本文>
MOKK 10周年、MOKK project05『地樹なく声、ピリカ』について語る

聞き手:高橋森彦(舞踊評論家)

MOKKproject05 地樹(ちぎ)なく声、ピリカ

村本すみれ(振付・演出)を中心に活動するダンスカンパニーMOKKは、2007年、村本と大学の同期スタッフにより構成され、「劇場機構にとらわれない空間からの発信」を軸とした活動を行ってきました。2015年3月1日より、現メンバーに加えて新メンバー(ダンサー・制作アシスタント)が入り、日本橋・studio RADAを拠点に公演だけでなく、ワークショップやイベント開催などにも目を向けた新体制の活動を行っています。2017年に10周年を迎えるにあたり、3月〜4月、東京・仙台・北九州・京都でMOKK project05『地樹(ちぎ)なく声、ピリカ』を上演します。MOKKの活動を初期の頃からご覧いただいている舞踊評論家の高橋森彦さんに聞き手をお願いし、村本が同作や近況について話しました。

日本橋・studio RADAをオープン

MOKKの活動と並行して、2014年4月に日本橋・studio RADA(スタジオラダ)を立ち上げた理由は?

「自分の拠点がほしい」という夢は20代前半くらいからありました。日本橋というなじみのない地域でやるのは自分でも想像していませんでしたが、趣味の物件探しが高じて出会いがありました。定期的に身体を動かせて稽古場ジプシーを無くす方法を実践してみよう、と。

カリキュラム・運営方針は?

(注釈付き領域の一覧)
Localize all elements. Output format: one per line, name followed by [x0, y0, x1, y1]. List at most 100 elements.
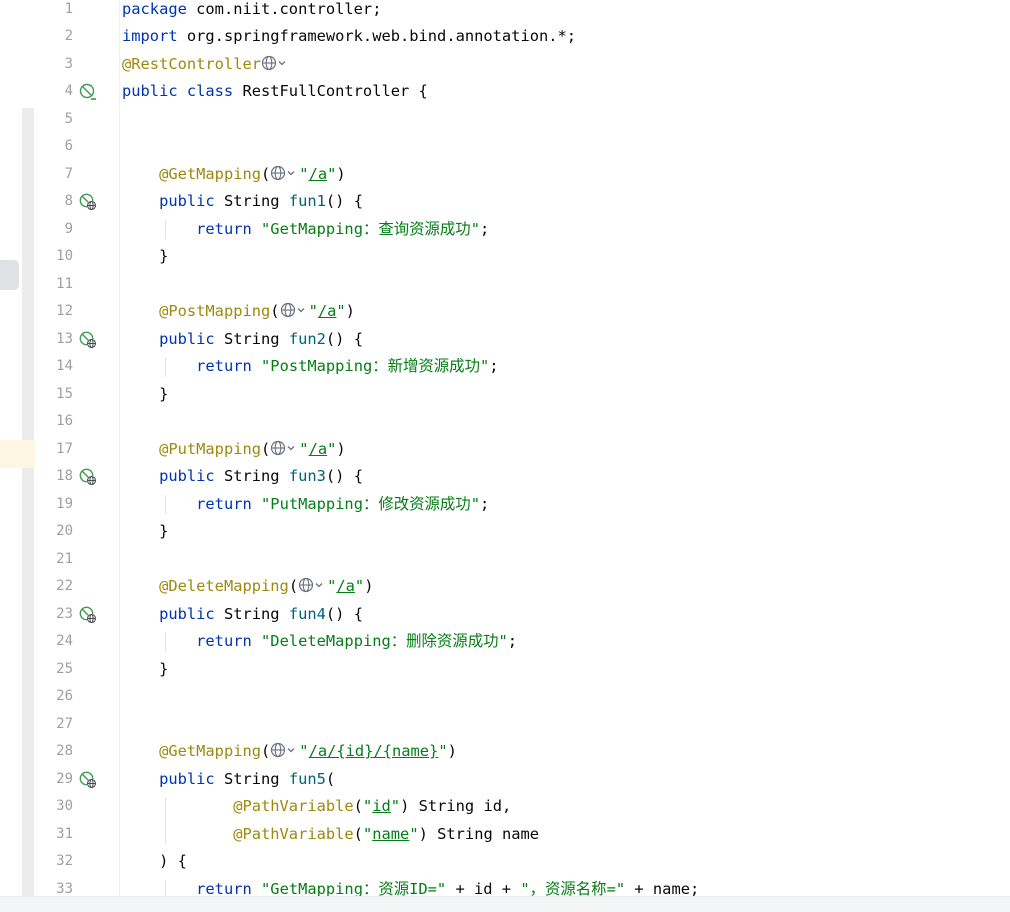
code-line[interactable]: return "PutMapping：修改资源成功";: [122, 491, 489, 519]
code-token: (: [325, 769, 336, 788]
code-token: public: [159, 329, 215, 348]
code-line[interactable]: @DeleteMapping("/a"): [122, 573, 373, 601]
http-request-globe-icon[interactable]: [270, 440, 299, 456]
code-token: ": [362, 797, 373, 815]
code-token: return: [196, 632, 252, 650]
line-number: 29: [56, 770, 73, 787]
line-number: 21: [56, 550, 73, 567]
code-token: "PostMapping：新增资源成功": [261, 357, 490, 375]
code-token: RestFullController {: [233, 82, 428, 100]
code-line[interactable]: public String fun5(: [122, 766, 335, 794]
code-line[interactable]: public String fun1() {: [122, 188, 363, 216]
code-token: () {: [325, 604, 363, 623]
code-token: return: [196, 219, 252, 238]
code-token: () {: [325, 467, 363, 485]
code-line[interactable]: return "GetMapping：查询资源成功";: [122, 216, 489, 244]
indent-guide: [165, 219, 166, 239]
endpoint-icon[interactable]: [79, 468, 97, 486]
code-token: public class: [122, 82, 234, 100]
code-line[interactable]: import org.springframework.web.bind.anno…: [122, 23, 576, 51]
code-token: (: [353, 824, 363, 843]
code-token: public: [159, 467, 215, 485]
code-token: fun3: [288, 467, 326, 485]
http-request-globe-icon[interactable]: [298, 577, 327, 593]
code-line[interactable]: }: [122, 656, 168, 684]
code-editor[interactable]: package com.niit.controller; import org.s…: [119, 0, 1010, 911]
code-token: ": [327, 164, 337, 183]
code-token: @GetMapping: [159, 742, 262, 760]
code-token: public: [159, 604, 215, 623]
horizontal-scrollbar[interactable]: [0, 896, 1010, 912]
line-number: 32: [56, 853, 73, 869]
no-mapping-icon[interactable]: [79, 83, 97, 101]
line-number: 19: [56, 495, 73, 512]
endpoint-icon[interactable]: [79, 771, 97, 789]
code-line[interactable]: return "DeleteMapping：删除资源成功";: [122, 628, 517, 656]
http-request-globe-icon[interactable]: [261, 55, 290, 71]
code-token: ;: [479, 219, 490, 238]
line-number: 31: [56, 825, 73, 842]
line-number: 8: [64, 193, 73, 209]
tool-window-strip: [0, 0, 35, 911]
code-token: ): [447, 742, 457, 760]
code-line[interactable]: @RestController: [122, 51, 290, 79]
code-line[interactable]: @GetMapping("/a"): [122, 161, 346, 189]
code-line[interactable]: @PathVariable("name") String name: [122, 821, 539, 849]
code-token: String: [214, 604, 289, 623]
line-number: 27: [56, 715, 73, 732]
code-token: (: [261, 164, 271, 183]
endpoint-icon[interactable]: [79, 606, 97, 624]
line-number: 7: [64, 165, 73, 182]
code-line[interactable]: @PostMapping("/a"): [122, 298, 355, 326]
code-token: String: [214, 467, 289, 485]
code-line[interactable]: }: [122, 243, 168, 271]
code-line[interactable]: }: [122, 518, 168, 546]
code-token: ): [336, 439, 346, 458]
code-token: ;: [489, 357, 499, 375]
structure-marker[interactable]: [0, 260, 19, 290]
code-line[interactable]: }: [122, 381, 168, 409]
code-token: fun1: [288, 192, 326, 210]
minimap-track[interactable]: [22, 108, 34, 898]
code-line[interactable]: return "PostMapping：新增资源成功";: [122, 353, 499, 381]
code-line[interactable]: @PathVariable("id") String id,: [122, 793, 511, 821]
line-number: 23: [56, 605, 73, 622]
http-request-globe-icon[interactable]: [270, 165, 299, 181]
code-token: ": [327, 439, 337, 458]
code-line[interactable]: public String fun4() {: [122, 601, 363, 629]
code-token: ": [354, 577, 365, 595]
line-number: 30: [56, 798, 73, 814]
line-number: 20: [56, 523, 73, 539]
code-token: String: [214, 192, 289, 210]
endpoint-icon[interactable]: [79, 193, 97, 211]
indent-guide: [165, 494, 166, 514]
http-request-globe-icon[interactable]: [270, 742, 299, 758]
code-token: @PutMapping: [159, 439, 262, 458]
code-token: ": [336, 302, 346, 320]
code-line[interactable]: package com.niit.controller;: [122, 0, 381, 23]
code-token: ): [345, 302, 355, 320]
endpoint-icon[interactable]: [79, 331, 97, 349]
code-token: /a: [308, 164, 328, 183]
line-number: 5: [64, 110, 73, 127]
code-line[interactable]: @PutMapping("/a"): [122, 436, 346, 464]
http-request-globe-icon[interactable]: [280, 302, 309, 318]
code-line[interactable]: @GetMapping("/a/{id}/{name}"): [122, 738, 457, 766]
code-line[interactable]: public class RestFullController {: [122, 78, 428, 106]
code-line[interactable]: public String fun3() {: [122, 463, 363, 491]
code-token: fun5: [288, 769, 326, 788]
code-token: ": [299, 439, 309, 458]
code-line[interactable]: ) {: [122, 848, 187, 876]
code-line[interactable]: public String fun2() {: [122, 326, 363, 354]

小課題 1> MOKKのインタビューによると、日本橋・studio RADAが立ち上げられたのは何年何月か。
小課題 2> MOKKのインタビューを、最後の問いの後から書き継ぐこと。
これらの行は参照しなくてよい。

解答 1> 2014年4月。

解答 2>
レッスンとレンタルスタジオとありますが、レッスンは、ジャイロキネシスやピラティスなどのボディワーク、私や森川弘和さん、岩渕貞太さん、手代木花野さんや菅彩夏さんのコンテンポラリーダンスのクラス、平日に毎朝おこなっている朝バレエ、そしてアルゼンチンタンゴという4つの柱でやっています。若いダンサーや俳優が毎日トレーニングできる環境を目指したいと思っています。

コンテンポラリーダンス中心のオープン・スタジオは日本ではまだ少ないですね。

講師の先生方とも、今の若い人たちは、公演の稽古のほかにレッスンやトレーニングをしているのか?という話題が出ます。踊り手でもあり作家でもあるスタイルが近年多いので、スキルや身体の扱い方の技術について人から言われることが少ないのかもしれません。自分の身体に個性を片寄らせる意味では良いのかもしれませんが、身体の感覚が薄いダンサーが増える危険性もあります。むろん、そこを突き抜けてしまえばいいのですが。これは自分への戒めでもあります。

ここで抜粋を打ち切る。